# [What the task asks]
Please output every line of the material as it stands, without the pictures.
=====
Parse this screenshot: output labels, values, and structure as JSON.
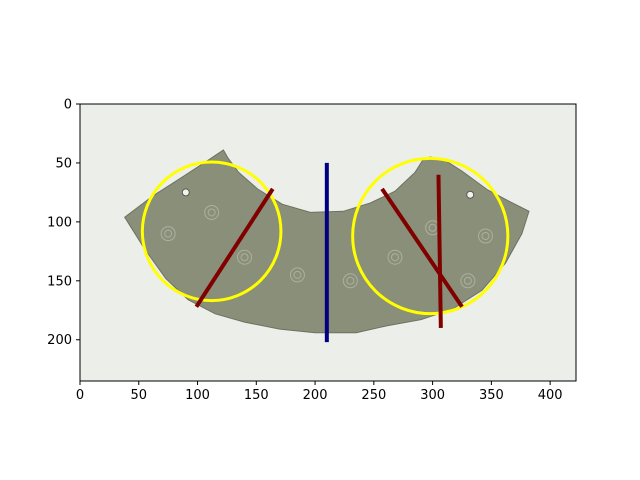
{
  "chart_data": {
    "type": "image-annotation",
    "title": "",
    "xlabel": "",
    "ylabel": "",
    "xlim": [
      0,
      422
    ],
    "ylim": [
      235,
      0
    ],
    "y_inverted": true,
    "x_ticks": [
      0,
      50,
      100,
      150,
      200,
      250,
      300,
      350,
      400
    ],
    "y_ticks": [
      0,
      50,
      100,
      150,
      200
    ],
    "image": {
      "subject": "arc-shaped jade pendant with spiral carvings and two small holes near the top corners",
      "body_color": "#8a8f7a",
      "background_color": "#eceeea",
      "holes": [
        {
          "x": 90,
          "y": 75
        },
        {
          "x": 332,
          "y": 77
        }
      ]
    },
    "circles": [
      {
        "name": "left circle",
        "cx": 112,
        "cy": 108,
        "r": 59,
        "color": "#ffff00"
      },
      {
        "name": "right circle",
        "cx": 298,
        "cy": 112,
        "r": 66,
        "color": "#ffff00"
      }
    ],
    "lines": [
      {
        "name": "center vertical line",
        "x1": 210,
        "y1": 50,
        "x2": 210,
        "y2": 202,
        "color": "#000080"
      },
      {
        "name": "left diagonal",
        "x1": 99,
        "y1": 172,
        "x2": 164,
        "y2": 72,
        "color": "#800000"
      },
      {
        "name": "right diagonal",
        "x1": 257,
        "y1": 72,
        "x2": 325,
        "y2": 172,
        "color": "#800000"
      },
      {
        "name": "right vertical line",
        "x1": 305,
        "y1": 60,
        "x2": 307,
        "y2": 190,
        "color": "#800000"
      }
    ]
  }
}
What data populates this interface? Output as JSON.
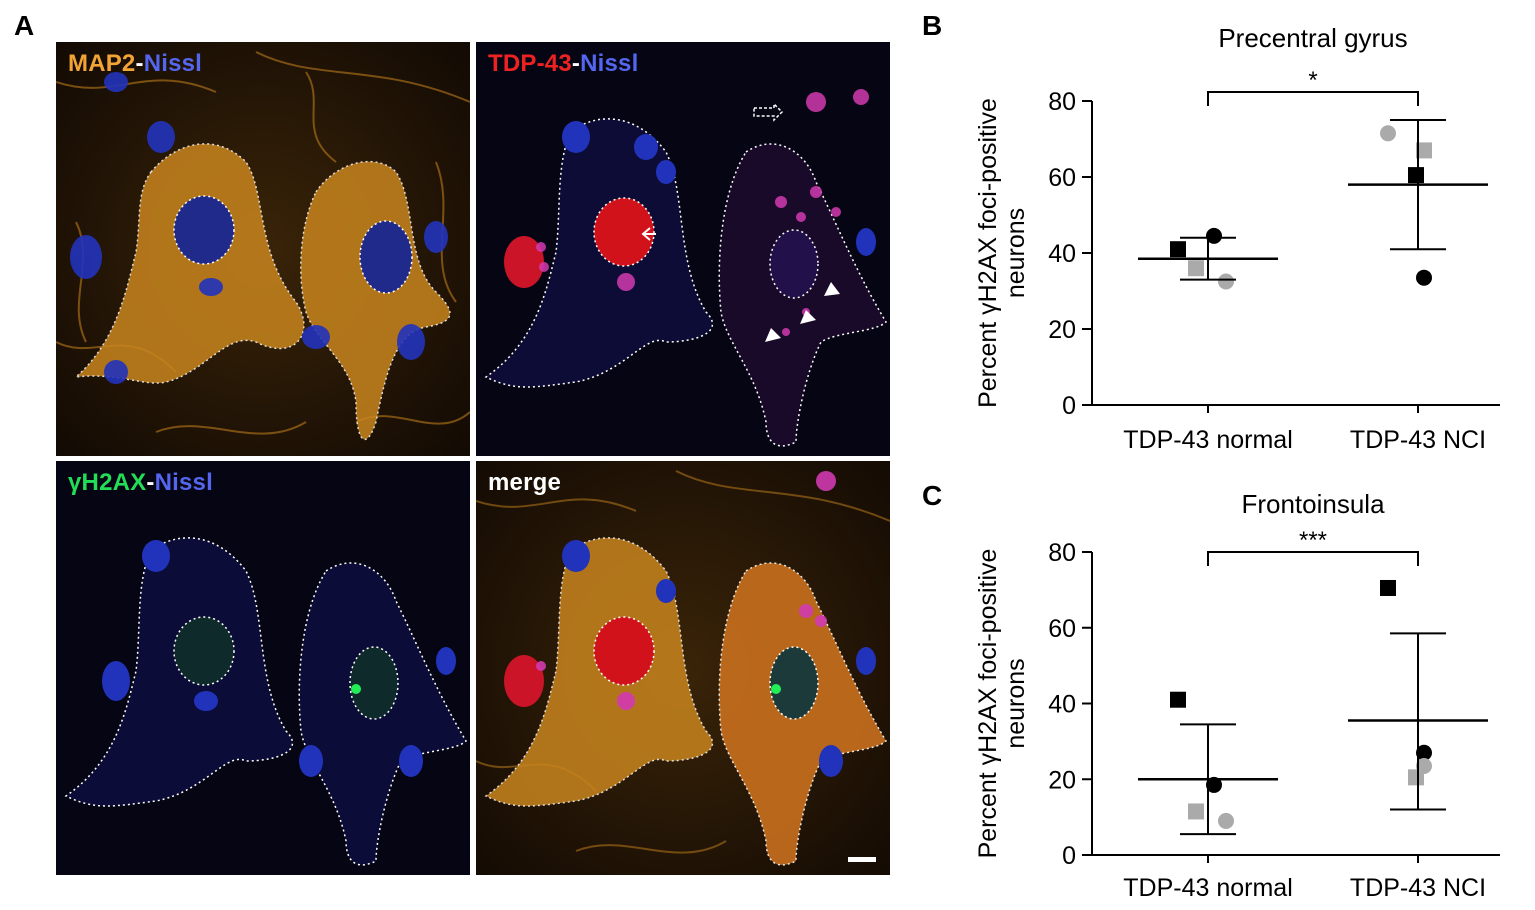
{
  "panels": {
    "A": "A",
    "B": "B",
    "C": "C"
  },
  "micrographs": [
    {
      "id": "map2",
      "label_parts": [
        {
          "text": "MAP2",
          "color": "#f2a536"
        },
        {
          "text": "-",
          "color": "#ffffff"
        },
        {
          "text": "Nissl",
          "color": "#5566ee"
        }
      ]
    },
    {
      "id": "tdp43",
      "label_parts": [
        {
          "text": "TDP-43",
          "color": "#ee2222"
        },
        {
          "text": "-",
          "color": "#ffffff"
        },
        {
          "text": "Nissl",
          "color": "#5566ee"
        }
      ]
    },
    {
      "id": "gh2ax",
      "label_parts": [
        {
          "text": "γH2AX",
          "color": "#22dd55"
        },
        {
          "text": "-",
          "color": "#ffffff"
        },
        {
          "text": "Nissl",
          "color": "#5566ee"
        }
      ]
    },
    {
      "id": "merge",
      "label_parts": [
        {
          "text": "merge",
          "color": "#ffffff"
        }
      ]
    }
  ],
  "chart_data": [
    {
      "type": "scatter",
      "panel": "B",
      "title": "Precentral gyrus",
      "ylabel_line1": "Percent γH2AX foci-positive",
      "ylabel_line2": "neurons",
      "categories": [
        "TDP-43 normal",
        "TDP-43 NCI"
      ],
      "ylim": [
        0,
        80
      ],
      "yticks": [
        0,
        20,
        40,
        60,
        80
      ],
      "significance": "*",
      "groups": [
        {
          "category": "TDP-43 normal",
          "mean": 38.5,
          "upper": 44,
          "lower": 33,
          "points": [
            {
              "value": 41,
              "marker": "square",
              "color": "#000000"
            },
            {
              "value": 44.5,
              "marker": "circle",
              "color": "#000000"
            },
            {
              "value": 36,
              "marker": "square",
              "color": "#aaaaaa"
            },
            {
              "value": 32.5,
              "marker": "circle",
              "color": "#aaaaaa"
            }
          ]
        },
        {
          "category": "TDP-43 NCI",
          "mean": 58,
          "upper": 75,
          "lower": 41,
          "points": [
            {
              "value": 71.5,
              "marker": "circle",
              "color": "#aaaaaa"
            },
            {
              "value": 67,
              "marker": "square",
              "color": "#aaaaaa"
            },
            {
              "value": 60.5,
              "marker": "square",
              "color": "#000000"
            },
            {
              "value": 33.5,
              "marker": "circle",
              "color": "#000000"
            }
          ]
        }
      ]
    },
    {
      "type": "scatter",
      "panel": "C",
      "title": "Frontoinsula",
      "ylabel_line1": "Percent γH2AX foci-positive",
      "ylabel_line2": "neurons",
      "categories": [
        "TDP-43 normal",
        "TDP-43 NCI"
      ],
      "ylim": [
        0,
        80
      ],
      "yticks": [
        0,
        20,
        40,
        60,
        80
      ],
      "significance": "***",
      "groups": [
        {
          "category": "TDP-43 normal",
          "mean": 20,
          "upper": 34.5,
          "lower": 5.5,
          "points": [
            {
              "value": 41,
              "marker": "square",
              "color": "#000000"
            },
            {
              "value": 18.5,
              "marker": "circle",
              "color": "#000000"
            },
            {
              "value": 11.5,
              "marker": "square",
              "color": "#aaaaaa"
            },
            {
              "value": 9,
              "marker": "circle",
              "color": "#aaaaaa"
            }
          ]
        },
        {
          "category": "TDP-43 NCI",
          "mean": 35.5,
          "upper": 58.5,
          "lower": 12,
          "points": [
            {
              "value": 70.5,
              "marker": "square",
              "color": "#000000"
            },
            {
              "value": 27,
              "marker": "circle",
              "color": "#000000"
            },
            {
              "value": 20.5,
              "marker": "square",
              "color": "#aaaaaa"
            },
            {
              "value": 23.5,
              "marker": "circle",
              "color": "#aaaaaa"
            }
          ]
        }
      ]
    }
  ]
}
=====
# [Solution]
Parse this screenshot: output labels, values, and structure as JSON.
{
  "chart_data": {
    "type": "image-annotation",
    "title": "",
    "xlabel": "",
    "ylabel": "",
    "xlim": [
      0,
      422
    ],
    "ylim": [
      235,
      0
    ],
    "y_inverted": true,
    "x_ticks": [
      0,
      50,
      100,
      150,
      200,
      250,
      300,
      350,
      400
    ],
    "y_ticks": [
      0,
      50,
      100,
      150,
      200
    ],
    "image": {
      "subject": "arc-shaped jade pendant with spiral carvings and two small holes near the top corners",
      "body_color": "#8a8f7a",
      "background_color": "#eceeea",
      "holes": [
        {
          "x": 90,
          "y": 75
        },
        {
          "x": 332,
          "y": 77
        }
      ]
    },
    "circles": [
      {
        "name": "left circle",
        "cx": 112,
        "cy": 108,
        "r": 59,
        "color": "#ffff00"
      },
      {
        "name": "right circle",
        "cx": 298,
        "cy": 112,
        "r": 66,
        "color": "#ffff00"
      }
    ],
    "lines": [
      {
        "name": "center vertical line",
        "x1": 210,
        "y1": 50,
        "x2": 210,
        "y2": 202,
        "color": "#000080"
      },
      {
        "name": "left diagonal",
        "x1": 99,
        "y1": 172,
        "x2": 164,
        "y2": 72,
        "color": "#800000"
      },
      {
        "name": "right diagonal",
        "x1": 257,
        "y1": 72,
        "x2": 325,
        "y2": 172,
        "color": "#800000"
      },
      {
        "name": "right vertical line",
        "x1": 305,
        "y1": 60,
        "x2": 307,
        "y2": 190,
        "color": "#800000"
      }
    ]
  }
}
What data populates this interface? Output as JSON.
{
  "panels": {
    "A": "A",
    "B": "B",
    "C": "C"
  },
  "micrographs": [
    {
      "id": "map2",
      "label_parts": [
        {
          "text": "MAP2",
          "color": "#f2a536"
        },
        {
          "text": "-",
          "color": "#ffffff"
        },
        {
          "text": "Nissl",
          "color": "#5566ee"
        }
      ]
    },
    {
      "id": "tdp43",
      "label_parts": [
        {
          "text": "TDP-43",
          "color": "#ee2222"
        },
        {
          "text": "-",
          "color": "#ffffff"
        },
        {
          "text": "Nissl",
          "color": "#5566ee"
        }
      ]
    },
    {
      "id": "gh2ax",
      "label_parts": [
        {
          "text": "γH2AX",
          "color": "#22dd55"
        },
        {
          "text": "-",
          "color": "#ffffff"
        },
        {
          "text": "Nissl",
          "color": "#5566ee"
        }
      ]
    },
    {
      "id": "merge",
      "label_parts": [
        {
          "text": "merge",
          "color": "#ffffff"
        }
      ]
    }
  ],
  "chart_data": [
    {
      "type": "scatter",
      "panel": "B",
      "title": "Precentral gyrus",
      "ylabel_line1": "Percent γH2AX foci-positive",
      "ylabel_line2": "neurons",
      "categories": [
        "TDP-43 normal",
        "TDP-43 NCI"
      ],
      "ylim": [
        0,
        80
      ],
      "yticks": [
        0,
        20,
        40,
        60,
        80
      ],
      "significance": "*",
      "groups": [
        {
          "category": "TDP-43 normal",
          "mean": 38.5,
          "upper": 44,
          "lower": 33,
          "points": [
            {
              "value": 41,
              "marker": "square",
              "color": "#000000"
            },
            {
              "value": 44.5,
              "marker": "circle",
              "color": "#000000"
            },
            {
              "value": 36,
              "marker": "square",
              "color": "#aaaaaa"
            },
            {
              "value": 32.5,
              "marker": "circle",
              "color": "#aaaaaa"
            }
          ]
        },
        {
          "category": "TDP-43 NCI",
          "mean": 58,
          "upper": 75,
          "lower": 41,
          "points": [
            {
              "value": 71.5,
              "marker": "circle",
              "color": "#aaaaaa"
            },
            {
              "value": 67,
              "marker": "square",
              "color": "#aaaaaa"
            },
            {
              "value": 60.5,
              "marker": "square",
              "color": "#000000"
            },
            {
              "value": 33.5,
              "marker": "circle",
              "color": "#000000"
            }
          ]
        }
      ]
    },
    {
      "type": "scatter",
      "panel": "C",
      "title": "Frontoinsula",
      "ylabel_line1": "Percent γH2AX foci-positive",
      "ylabel_line2": "neurons",
      "categories": [
        "TDP-43 normal",
        "TDP-43 NCI"
      ],
      "ylim": [
        0,
        80
      ],
      "yticks": [
        0,
        20,
        40,
        60,
        80
      ],
      "significance": "***",
      "groups": [
        {
          "category": "TDP-43 normal",
          "mean": 20,
          "upper": 34.5,
          "lower": 5.5,
          "points": [
            {
              "value": 41,
              "marker": "square",
              "color": "#000000"
            },
            {
              "value": 18.5,
              "marker": "circle",
              "color": "#000000"
            },
            {
              "value": 11.5,
              "marker": "square",
              "color": "#aaaaaa"
            },
            {
              "value": 9,
              "marker": "circle",
              "color": "#aaaaaa"
            }
          ]
        },
        {
          "category": "TDP-43 NCI",
          "mean": 35.5,
          "upper": 58.5,
          "lower": 12,
          "points": [
            {
              "value": 70.5,
              "marker": "square",
              "color": "#000000"
            },
            {
              "value": 27,
              "marker": "circle",
              "color": "#000000"
            },
            {
              "value": 20.5,
              "marker": "square",
              "color": "#aaaaaa"
            },
            {
              "value": 23.5,
              "marker": "circle",
              "color": "#aaaaaa"
            }
          ]
        }
      ]
    }
  ]
}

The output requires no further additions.